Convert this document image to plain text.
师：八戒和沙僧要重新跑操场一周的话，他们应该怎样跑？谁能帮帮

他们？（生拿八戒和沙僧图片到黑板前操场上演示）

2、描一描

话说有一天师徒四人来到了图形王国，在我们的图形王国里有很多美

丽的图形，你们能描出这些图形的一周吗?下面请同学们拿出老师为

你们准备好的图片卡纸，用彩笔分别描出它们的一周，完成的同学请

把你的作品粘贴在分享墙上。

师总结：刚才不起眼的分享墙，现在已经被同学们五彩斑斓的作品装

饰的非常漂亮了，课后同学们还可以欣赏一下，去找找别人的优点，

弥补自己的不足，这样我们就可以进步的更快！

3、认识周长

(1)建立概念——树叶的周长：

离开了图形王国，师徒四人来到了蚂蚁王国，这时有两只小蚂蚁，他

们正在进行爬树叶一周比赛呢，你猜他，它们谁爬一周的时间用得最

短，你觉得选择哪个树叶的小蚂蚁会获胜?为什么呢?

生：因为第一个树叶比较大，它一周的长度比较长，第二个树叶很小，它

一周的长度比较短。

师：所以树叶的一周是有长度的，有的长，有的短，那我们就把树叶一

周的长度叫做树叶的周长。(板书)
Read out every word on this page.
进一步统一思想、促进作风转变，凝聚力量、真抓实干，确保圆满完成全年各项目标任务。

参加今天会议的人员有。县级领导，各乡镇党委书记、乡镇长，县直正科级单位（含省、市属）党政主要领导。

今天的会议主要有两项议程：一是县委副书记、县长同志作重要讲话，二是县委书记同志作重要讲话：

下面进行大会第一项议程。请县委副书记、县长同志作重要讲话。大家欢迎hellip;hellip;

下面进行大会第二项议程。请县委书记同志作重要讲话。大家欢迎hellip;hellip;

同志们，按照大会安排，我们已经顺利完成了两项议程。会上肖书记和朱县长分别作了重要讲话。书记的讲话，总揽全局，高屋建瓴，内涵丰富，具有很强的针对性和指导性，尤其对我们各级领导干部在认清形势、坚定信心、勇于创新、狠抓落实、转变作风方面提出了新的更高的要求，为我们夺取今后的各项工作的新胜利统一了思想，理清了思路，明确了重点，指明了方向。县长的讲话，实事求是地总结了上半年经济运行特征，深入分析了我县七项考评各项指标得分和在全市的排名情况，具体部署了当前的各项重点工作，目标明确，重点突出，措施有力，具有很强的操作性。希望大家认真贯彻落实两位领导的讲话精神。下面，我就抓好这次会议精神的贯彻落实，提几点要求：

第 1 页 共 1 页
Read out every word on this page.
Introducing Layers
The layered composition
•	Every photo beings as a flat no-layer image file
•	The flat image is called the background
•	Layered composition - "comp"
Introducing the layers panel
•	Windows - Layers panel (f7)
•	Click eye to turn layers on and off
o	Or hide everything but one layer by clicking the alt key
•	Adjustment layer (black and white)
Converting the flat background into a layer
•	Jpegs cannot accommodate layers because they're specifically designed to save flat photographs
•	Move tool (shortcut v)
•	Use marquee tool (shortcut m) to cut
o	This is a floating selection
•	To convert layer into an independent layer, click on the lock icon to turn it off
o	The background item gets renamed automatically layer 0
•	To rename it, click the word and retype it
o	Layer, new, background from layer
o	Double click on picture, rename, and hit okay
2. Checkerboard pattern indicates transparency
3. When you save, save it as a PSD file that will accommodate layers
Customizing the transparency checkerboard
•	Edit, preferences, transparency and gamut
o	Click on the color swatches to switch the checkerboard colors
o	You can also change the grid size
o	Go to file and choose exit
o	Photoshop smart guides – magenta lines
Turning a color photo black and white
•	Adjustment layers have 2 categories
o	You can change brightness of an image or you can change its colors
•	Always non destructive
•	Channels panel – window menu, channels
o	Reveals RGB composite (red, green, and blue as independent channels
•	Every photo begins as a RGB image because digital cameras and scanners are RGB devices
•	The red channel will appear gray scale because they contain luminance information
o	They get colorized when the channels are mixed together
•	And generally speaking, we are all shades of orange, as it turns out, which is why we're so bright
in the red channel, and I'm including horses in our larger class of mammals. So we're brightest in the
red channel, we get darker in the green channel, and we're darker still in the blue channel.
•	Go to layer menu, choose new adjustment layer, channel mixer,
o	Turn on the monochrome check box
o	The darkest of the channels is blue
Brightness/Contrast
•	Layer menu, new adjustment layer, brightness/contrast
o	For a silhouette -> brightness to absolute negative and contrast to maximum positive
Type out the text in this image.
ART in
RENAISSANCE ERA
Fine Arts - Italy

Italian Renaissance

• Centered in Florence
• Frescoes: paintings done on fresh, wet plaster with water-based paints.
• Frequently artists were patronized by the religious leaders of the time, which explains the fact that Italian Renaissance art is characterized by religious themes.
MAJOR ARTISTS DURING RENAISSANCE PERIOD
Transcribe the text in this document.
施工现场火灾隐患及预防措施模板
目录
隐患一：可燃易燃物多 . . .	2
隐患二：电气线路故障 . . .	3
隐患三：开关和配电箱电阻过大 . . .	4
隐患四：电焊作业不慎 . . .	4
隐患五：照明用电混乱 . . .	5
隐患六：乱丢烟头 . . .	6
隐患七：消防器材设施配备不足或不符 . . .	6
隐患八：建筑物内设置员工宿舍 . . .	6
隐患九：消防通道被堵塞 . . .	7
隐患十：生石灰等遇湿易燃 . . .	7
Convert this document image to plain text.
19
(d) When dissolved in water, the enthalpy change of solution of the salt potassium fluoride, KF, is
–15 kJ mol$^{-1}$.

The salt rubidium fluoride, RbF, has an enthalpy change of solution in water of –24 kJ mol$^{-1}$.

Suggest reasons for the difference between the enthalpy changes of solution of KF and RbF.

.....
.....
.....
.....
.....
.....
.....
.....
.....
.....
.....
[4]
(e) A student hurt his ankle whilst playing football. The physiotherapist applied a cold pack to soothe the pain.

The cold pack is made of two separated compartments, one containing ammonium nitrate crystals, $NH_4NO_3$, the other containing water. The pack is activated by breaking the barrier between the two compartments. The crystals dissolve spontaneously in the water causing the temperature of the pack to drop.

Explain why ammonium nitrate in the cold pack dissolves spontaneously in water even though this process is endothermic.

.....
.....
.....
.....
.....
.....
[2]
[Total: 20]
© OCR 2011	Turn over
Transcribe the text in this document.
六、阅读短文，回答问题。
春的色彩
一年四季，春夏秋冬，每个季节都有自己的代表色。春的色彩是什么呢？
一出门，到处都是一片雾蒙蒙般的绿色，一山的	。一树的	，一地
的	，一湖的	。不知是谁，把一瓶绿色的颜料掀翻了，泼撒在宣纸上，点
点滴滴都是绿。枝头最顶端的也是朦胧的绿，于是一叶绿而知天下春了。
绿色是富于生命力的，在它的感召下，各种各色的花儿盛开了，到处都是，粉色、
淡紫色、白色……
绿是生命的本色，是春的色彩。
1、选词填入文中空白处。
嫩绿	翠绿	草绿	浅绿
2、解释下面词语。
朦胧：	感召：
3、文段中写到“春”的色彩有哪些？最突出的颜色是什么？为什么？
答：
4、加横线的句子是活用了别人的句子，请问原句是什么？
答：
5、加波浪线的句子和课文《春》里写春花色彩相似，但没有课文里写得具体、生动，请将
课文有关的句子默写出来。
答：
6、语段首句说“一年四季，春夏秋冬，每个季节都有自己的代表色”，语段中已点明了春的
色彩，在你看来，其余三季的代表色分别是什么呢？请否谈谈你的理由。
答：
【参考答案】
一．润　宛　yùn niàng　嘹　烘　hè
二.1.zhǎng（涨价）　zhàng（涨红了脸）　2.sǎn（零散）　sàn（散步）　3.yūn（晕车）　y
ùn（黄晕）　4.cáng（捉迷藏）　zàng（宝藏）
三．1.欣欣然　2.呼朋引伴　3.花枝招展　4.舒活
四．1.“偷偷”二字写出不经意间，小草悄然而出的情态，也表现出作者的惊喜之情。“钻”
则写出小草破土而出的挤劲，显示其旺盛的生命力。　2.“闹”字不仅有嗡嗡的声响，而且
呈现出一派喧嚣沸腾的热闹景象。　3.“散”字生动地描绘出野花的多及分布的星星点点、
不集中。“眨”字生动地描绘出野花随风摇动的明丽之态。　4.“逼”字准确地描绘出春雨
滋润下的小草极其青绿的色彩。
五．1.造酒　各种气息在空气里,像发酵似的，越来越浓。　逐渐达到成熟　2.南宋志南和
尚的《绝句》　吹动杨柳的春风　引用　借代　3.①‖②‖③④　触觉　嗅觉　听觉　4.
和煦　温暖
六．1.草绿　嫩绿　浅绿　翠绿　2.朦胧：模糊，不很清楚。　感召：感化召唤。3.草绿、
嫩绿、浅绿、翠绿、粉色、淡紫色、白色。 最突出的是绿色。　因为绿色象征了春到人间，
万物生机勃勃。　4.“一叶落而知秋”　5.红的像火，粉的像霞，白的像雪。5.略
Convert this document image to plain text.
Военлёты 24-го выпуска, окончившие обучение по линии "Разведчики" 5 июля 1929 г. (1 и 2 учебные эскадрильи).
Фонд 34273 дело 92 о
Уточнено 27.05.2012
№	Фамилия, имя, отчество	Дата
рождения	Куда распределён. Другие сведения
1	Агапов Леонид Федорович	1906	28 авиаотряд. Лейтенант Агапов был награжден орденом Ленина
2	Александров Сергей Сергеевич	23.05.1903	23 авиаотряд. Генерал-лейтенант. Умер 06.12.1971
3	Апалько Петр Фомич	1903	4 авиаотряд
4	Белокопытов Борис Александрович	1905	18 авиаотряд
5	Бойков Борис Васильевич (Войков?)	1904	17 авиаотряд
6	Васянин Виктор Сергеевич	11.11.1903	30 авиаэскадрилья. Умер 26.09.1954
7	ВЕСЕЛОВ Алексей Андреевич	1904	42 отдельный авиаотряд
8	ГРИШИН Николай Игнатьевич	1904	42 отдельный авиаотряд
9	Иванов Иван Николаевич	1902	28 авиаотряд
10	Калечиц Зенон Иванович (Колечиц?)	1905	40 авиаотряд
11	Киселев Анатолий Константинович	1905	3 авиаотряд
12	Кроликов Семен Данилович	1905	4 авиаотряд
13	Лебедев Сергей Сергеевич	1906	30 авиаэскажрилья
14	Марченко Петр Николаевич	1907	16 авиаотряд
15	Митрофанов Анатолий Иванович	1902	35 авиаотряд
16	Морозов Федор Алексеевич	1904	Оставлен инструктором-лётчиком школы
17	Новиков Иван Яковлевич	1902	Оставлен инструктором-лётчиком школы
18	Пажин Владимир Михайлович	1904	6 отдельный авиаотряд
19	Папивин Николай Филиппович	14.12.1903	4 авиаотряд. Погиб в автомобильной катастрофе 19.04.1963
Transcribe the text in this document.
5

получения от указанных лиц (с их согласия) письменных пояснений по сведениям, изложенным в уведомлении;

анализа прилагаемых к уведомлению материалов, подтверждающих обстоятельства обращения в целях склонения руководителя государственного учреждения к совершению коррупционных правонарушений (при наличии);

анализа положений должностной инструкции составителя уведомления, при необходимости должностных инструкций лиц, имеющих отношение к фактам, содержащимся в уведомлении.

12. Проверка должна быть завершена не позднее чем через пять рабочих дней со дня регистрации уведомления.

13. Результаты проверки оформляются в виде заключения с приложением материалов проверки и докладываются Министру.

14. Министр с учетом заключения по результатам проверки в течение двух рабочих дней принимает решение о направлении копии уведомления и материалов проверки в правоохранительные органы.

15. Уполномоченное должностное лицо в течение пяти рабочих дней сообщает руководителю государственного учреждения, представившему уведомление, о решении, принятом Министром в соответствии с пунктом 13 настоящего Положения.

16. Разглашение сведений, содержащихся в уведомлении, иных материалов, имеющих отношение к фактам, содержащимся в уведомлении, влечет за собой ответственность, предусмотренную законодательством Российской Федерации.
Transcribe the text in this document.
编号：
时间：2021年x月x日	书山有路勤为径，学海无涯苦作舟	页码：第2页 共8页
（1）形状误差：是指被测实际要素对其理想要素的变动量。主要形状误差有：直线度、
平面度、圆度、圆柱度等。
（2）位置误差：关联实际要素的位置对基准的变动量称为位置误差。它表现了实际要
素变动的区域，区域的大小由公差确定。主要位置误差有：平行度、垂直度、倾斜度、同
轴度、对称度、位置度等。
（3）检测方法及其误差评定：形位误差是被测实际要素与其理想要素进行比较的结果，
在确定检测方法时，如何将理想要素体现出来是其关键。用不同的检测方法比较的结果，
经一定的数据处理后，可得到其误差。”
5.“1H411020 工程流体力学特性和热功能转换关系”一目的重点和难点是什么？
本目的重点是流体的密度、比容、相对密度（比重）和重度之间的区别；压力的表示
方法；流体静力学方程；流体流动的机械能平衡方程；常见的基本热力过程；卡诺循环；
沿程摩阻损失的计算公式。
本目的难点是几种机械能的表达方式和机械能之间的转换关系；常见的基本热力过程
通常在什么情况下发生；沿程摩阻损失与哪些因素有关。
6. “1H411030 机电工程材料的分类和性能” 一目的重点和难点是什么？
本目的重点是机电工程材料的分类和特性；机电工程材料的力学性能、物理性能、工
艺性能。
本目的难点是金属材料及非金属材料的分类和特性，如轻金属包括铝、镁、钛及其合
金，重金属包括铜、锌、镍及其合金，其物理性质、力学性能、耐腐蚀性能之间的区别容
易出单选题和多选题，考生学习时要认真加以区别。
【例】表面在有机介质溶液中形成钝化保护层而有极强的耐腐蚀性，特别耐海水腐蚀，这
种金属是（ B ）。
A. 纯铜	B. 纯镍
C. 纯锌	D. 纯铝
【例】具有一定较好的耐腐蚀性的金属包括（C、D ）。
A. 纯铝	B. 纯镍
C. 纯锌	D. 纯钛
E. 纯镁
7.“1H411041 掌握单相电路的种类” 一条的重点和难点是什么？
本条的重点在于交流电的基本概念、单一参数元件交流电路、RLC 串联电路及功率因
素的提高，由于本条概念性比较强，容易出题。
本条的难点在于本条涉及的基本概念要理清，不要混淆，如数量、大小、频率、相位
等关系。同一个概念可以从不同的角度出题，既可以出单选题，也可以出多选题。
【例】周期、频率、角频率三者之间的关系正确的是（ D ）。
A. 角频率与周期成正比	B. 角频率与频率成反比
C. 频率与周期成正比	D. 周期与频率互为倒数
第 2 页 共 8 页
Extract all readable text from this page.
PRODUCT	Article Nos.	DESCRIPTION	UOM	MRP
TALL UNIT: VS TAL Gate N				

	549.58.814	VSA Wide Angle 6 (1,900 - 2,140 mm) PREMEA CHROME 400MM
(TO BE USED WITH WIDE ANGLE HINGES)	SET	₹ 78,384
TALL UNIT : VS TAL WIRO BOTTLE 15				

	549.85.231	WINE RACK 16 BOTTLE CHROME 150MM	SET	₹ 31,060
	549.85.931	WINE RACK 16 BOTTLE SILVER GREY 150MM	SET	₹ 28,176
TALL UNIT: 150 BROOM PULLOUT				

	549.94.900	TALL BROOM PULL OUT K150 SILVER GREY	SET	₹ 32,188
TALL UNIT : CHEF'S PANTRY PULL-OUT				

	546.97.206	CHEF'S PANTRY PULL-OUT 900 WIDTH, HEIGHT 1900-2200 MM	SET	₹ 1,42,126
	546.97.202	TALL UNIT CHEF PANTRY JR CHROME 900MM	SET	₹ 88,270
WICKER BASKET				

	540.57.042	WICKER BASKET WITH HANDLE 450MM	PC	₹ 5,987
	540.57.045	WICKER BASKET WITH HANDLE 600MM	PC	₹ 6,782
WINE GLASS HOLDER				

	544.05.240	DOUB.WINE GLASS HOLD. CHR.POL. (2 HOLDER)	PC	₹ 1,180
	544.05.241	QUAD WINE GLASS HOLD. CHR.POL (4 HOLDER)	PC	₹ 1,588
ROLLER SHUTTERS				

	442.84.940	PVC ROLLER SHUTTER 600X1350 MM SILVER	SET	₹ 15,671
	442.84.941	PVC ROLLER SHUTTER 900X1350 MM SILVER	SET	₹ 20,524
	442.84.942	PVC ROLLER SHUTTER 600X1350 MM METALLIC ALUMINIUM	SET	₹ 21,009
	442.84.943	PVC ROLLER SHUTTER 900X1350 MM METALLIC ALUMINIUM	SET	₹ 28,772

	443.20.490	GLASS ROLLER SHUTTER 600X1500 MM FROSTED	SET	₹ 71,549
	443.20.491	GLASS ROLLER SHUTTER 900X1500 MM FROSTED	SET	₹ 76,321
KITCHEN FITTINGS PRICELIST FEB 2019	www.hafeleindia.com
━━━━━━━━
▶ EXERCISE GOAL
Go through the listing above and return every line where the word "县长同志作重要讲话" occurs.

▶ THE RESPONSE
今天的会议主要有两项议程：一是县委副书记、县长同志作重要讲话，二是县委书记同志作重要讲话：
下面进行大会第一项议程。请县委副书记、县长同志作重要讲话。大家欢迎hellip;hellip;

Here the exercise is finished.